*DESCRIPTION OF THE TASK*
Check every line of the entries for "were", and copy the lines that hold it.

*DATA SUPPLIED*
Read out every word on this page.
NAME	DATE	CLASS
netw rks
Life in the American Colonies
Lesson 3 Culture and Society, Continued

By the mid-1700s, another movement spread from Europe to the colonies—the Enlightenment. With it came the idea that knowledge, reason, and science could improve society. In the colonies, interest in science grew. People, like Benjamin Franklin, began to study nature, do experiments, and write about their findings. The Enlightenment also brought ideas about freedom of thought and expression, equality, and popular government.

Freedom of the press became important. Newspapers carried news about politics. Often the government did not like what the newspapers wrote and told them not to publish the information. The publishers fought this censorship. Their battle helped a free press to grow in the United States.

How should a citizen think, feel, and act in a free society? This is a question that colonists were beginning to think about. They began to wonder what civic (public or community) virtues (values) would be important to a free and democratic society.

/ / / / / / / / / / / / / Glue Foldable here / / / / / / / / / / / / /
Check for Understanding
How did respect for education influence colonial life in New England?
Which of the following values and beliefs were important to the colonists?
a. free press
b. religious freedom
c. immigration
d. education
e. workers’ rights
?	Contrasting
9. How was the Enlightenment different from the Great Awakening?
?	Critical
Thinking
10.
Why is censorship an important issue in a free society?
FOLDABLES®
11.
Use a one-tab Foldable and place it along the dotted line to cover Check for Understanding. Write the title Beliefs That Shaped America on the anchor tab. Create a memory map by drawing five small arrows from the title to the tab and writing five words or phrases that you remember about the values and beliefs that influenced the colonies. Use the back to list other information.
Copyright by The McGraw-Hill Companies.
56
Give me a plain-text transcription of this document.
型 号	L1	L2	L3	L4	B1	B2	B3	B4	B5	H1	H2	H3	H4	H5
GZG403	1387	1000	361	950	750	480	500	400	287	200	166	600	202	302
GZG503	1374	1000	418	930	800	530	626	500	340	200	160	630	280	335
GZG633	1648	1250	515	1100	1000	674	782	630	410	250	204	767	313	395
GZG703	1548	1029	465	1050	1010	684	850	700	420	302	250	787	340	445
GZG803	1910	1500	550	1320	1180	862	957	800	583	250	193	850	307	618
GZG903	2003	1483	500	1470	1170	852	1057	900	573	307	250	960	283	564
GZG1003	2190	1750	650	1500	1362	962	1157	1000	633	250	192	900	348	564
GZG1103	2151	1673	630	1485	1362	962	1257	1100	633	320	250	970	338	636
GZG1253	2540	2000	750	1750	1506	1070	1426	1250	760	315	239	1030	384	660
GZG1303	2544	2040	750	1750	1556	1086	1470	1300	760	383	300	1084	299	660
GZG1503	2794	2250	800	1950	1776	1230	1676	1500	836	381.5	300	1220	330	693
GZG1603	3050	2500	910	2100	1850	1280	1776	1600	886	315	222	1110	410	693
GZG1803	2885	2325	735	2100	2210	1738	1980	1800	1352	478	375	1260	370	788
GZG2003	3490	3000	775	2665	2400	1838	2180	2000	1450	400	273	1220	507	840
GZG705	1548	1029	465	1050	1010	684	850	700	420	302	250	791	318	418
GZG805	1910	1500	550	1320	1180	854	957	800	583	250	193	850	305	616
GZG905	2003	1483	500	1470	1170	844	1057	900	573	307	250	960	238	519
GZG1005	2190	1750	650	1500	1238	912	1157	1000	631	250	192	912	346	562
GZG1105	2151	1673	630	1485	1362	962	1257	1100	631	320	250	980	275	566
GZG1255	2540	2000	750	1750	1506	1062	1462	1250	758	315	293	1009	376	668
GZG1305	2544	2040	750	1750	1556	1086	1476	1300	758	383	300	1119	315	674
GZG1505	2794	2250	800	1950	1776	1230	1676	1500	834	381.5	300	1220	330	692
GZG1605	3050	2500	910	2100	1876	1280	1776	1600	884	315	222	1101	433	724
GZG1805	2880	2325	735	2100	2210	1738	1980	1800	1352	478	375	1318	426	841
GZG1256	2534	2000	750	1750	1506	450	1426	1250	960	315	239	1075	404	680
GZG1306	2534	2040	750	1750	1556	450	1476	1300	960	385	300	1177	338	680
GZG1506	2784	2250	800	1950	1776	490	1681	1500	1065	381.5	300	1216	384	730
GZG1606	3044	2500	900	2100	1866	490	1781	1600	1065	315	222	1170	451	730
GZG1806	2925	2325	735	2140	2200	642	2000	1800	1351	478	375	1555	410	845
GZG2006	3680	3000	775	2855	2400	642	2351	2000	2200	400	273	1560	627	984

*EXERCISE RESPONSE*
How should a citizen think, feel, and act in a free society? This is a question that colonists were beginning to think about. They began to wonder what civic (public or community) virtues (values) would be important to a free and democratic society.
Which of the following values and beliefs were important to the colonists?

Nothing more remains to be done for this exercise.